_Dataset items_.

## BEGIN

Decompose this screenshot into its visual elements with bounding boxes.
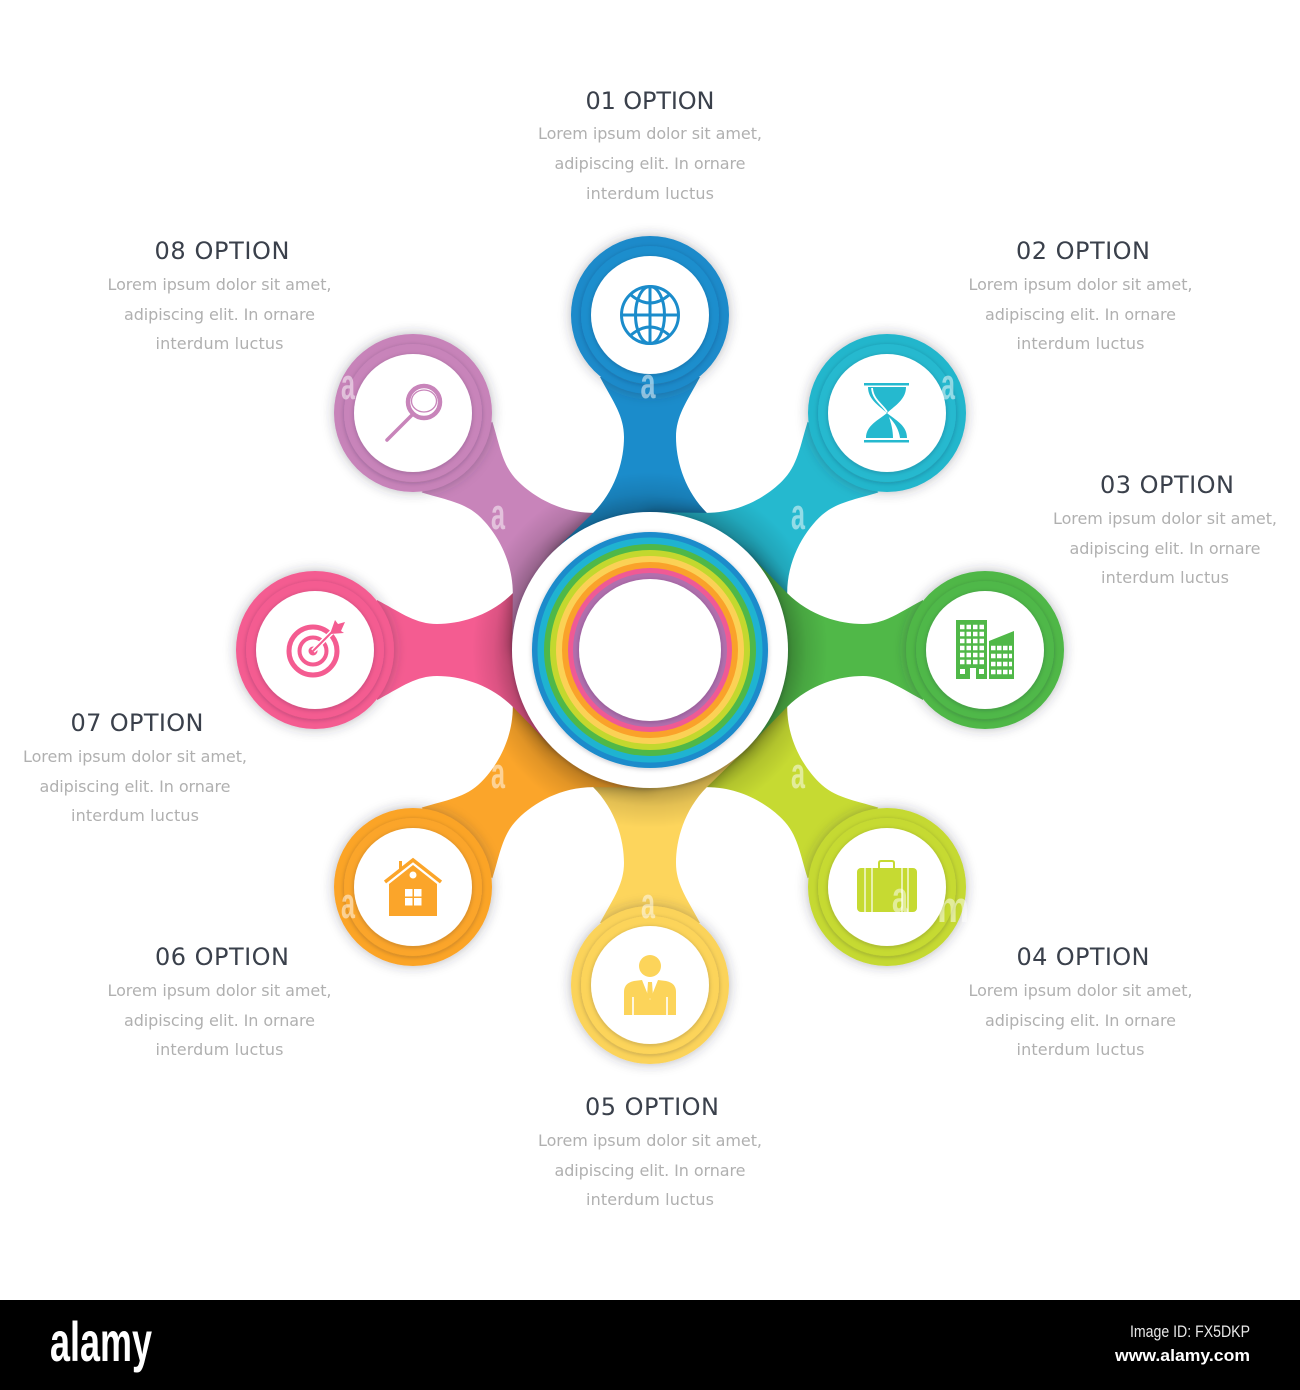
option 04 text [968,943,1192,1059]
watermark letters: a [341,879,355,928]
option 07 text [23,709,247,825]
icon: suitcase [857,861,917,912]
node: 05 person [571,906,729,1064]
heading 04: 04 OPTION [1016,943,1150,971]
connector: 04 lime [579,579,914,914]
description 03: Lorem ipsum dolor sit amet, [1053,509,1277,528]
footer image id: Image ID: FX5DKP [1130,1322,1250,1341]
option 02 text [968,237,1192,353]
description 08: Lorem ipsum dolor sit amet, [108,275,332,294]
connector: 05 yellow [593,745,752,923]
icon: person [624,955,676,1015]
description 06: adipiscing elit. In ornare [124,1011,315,1030]
option 08 text [108,237,332,353]
description 04: Lorem ipsum dolor sit amet, [968,981,1192,1000]
option 06 text [108,943,332,1059]
description 05: interdum luctus [586,1190,714,1209]
description 06: Lorem ipsum dolor sit amet, [108,981,332,1000]
watermark letters: a [791,749,805,798]
icon: target [289,620,345,675]
watermark letters: a [791,490,805,539]
heading 02: 02 OPTION [1016,237,1150,265]
watermark letters: a [892,873,908,922]
watermark letters: a [640,359,656,408]
description 07: interdum luctus [71,806,199,825]
hub shadow on connectors [472,472,828,828]
icon: buildings [956,620,1014,679]
icon: house [385,860,441,916]
description 02: adipiscing elit. In ornare [985,305,1176,324]
node: 06 house [334,808,492,966]
watermark letters: a [341,360,355,409]
node: 01 globe [571,236,729,394]
description 03: interdum luctus [1101,568,1229,587]
connector: 06 orange [422,706,656,878]
connector: 08 purple [422,422,594,656]
description 02: Lorem ipsum dolor sit amet, [968,275,1192,294]
icon: magnifier [387,386,440,440]
connector: 03 green [744,548,923,752]
icon: hourglass [864,383,909,442]
option 03 text [1053,471,1277,587]
heading 08: 08 OPTION [154,237,290,265]
description 04: interdum luctus [1016,1040,1144,1059]
description 02: interdum luctus [1016,334,1144,353]
description 05: adipiscing elit. In ornare [554,1161,746,1180]
connector: 07 pink [377,593,556,752]
description 07: Lorem ipsum dolor sit amet, [23,747,247,766]
node: 08 magnifier [334,334,492,492]
heading 05: 05 OPTION [585,1093,719,1121]
description 01: adipiscing elit. In ornare [554,154,746,173]
option 05 text [538,1093,762,1209]
node: 07 target [236,571,394,729]
description 08: interdum luctus [156,334,284,353]
description 04: adipiscing elit. In ornare [985,1011,1176,1030]
watermark letters: a [491,749,505,798]
description 03: adipiscing elit. In ornare [1070,539,1260,558]
footer logo: alamy [50,1310,152,1373]
node: 04 suitcase [808,808,966,966]
watermark letters [341,359,969,932]
heading 06: 06 OPTION [155,943,289,971]
description 08: adipiscing elit. In ornare [124,305,315,324]
description 01: Lorem ipsum dolor sit amet, [538,124,762,143]
icon: globe [621,286,679,344]
description 01: interdum luctus [586,184,714,203]
heading 03: 03 OPTION [1100,471,1234,499]
center hub [512,512,788,788]
option 01 text [538,87,762,203]
description 05: Lorem ipsum dolor sit amet, [538,1131,762,1150]
description 07: adipiscing elit. In ornare [40,777,230,796]
node: 03 buildings [906,571,1064,729]
footer url: www.alamy.com [1114,1346,1250,1365]
watermark letters: a [641,879,655,928]
node: 02 hourglass [808,334,966,492]
footer bar [0,1300,1300,1390]
watermark letters: a [491,490,505,539]
heading 07: 07 OPTION [70,709,204,737]
connector: 02 teal [645,422,878,594]
connector: 01 blue [548,377,707,556]
watermark letters: a [941,360,955,409]
description 06: interdum luctus [156,1040,284,1059]
watermark letters: m [937,883,969,932]
heading 01: 01 OPTION [586,87,714,115]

## END

_WRITTEN TASK_. Rewrite the rows starting with the line containing "option 04 text [968,943,1192,1059]" and going on through the line containing "description 02: adipiscing", swapping "watermark letters" for "watermark glyphs" and leaving everything else unchanged.

_EXERCISE RESULT_.
option 04 text [968,943,1192,1059]
watermark glyphs: a [341,879,355,928]
option 07 text [23,709,247,825]
icon: suitcase [857,861,917,912]
node: 05 person [571,906,729,1064]
heading 04: 04 OPTION [1016,943,1150,971]
connector: 04 lime [579,579,914,914]
description 03: Lorem ipsum dolor sit amet, [1053,509,1277,528]
footer image id: Image ID: FX5DKP [1130,1322,1250,1341]
option 02 text [968,237,1192,353]
description 08: Lorem ipsum dolor sit amet, [108,275,332,294]
connector: 05 yellow [593,745,752,923]
icon: person [624,955,676,1015]
description 06: adipiscing elit. In ornare [124,1011,315,1030]
option 08 text [108,237,332,353]
description 04: Lorem ipsum dolor sit amet, [968,981,1192,1000]
option 06 text [108,943,332,1059]
description 05: interdum luctus [586,1190,714,1209]
description 06: Lorem ipsum dolor sit amet, [108,981,332,1000]
watermark glyphs: a [791,749,805,798]
icon: target [289,620,345,675]
watermark glyphs: a [791,490,805,539]
heading 02: 02 OPTION [1016,237,1150,265]
watermark glyphs: a [892,873,908,922]
watermark glyphs: a [640,359,656,408]
description 07: interdum luctus [71,806,199,825]
hub shadow on connectors [472,472,828,828]
icon: buildings [956,620,1014,679]
icon: house [385,860,441,916]
description 02: adipiscing elit. In ornare [985,305,1176,324]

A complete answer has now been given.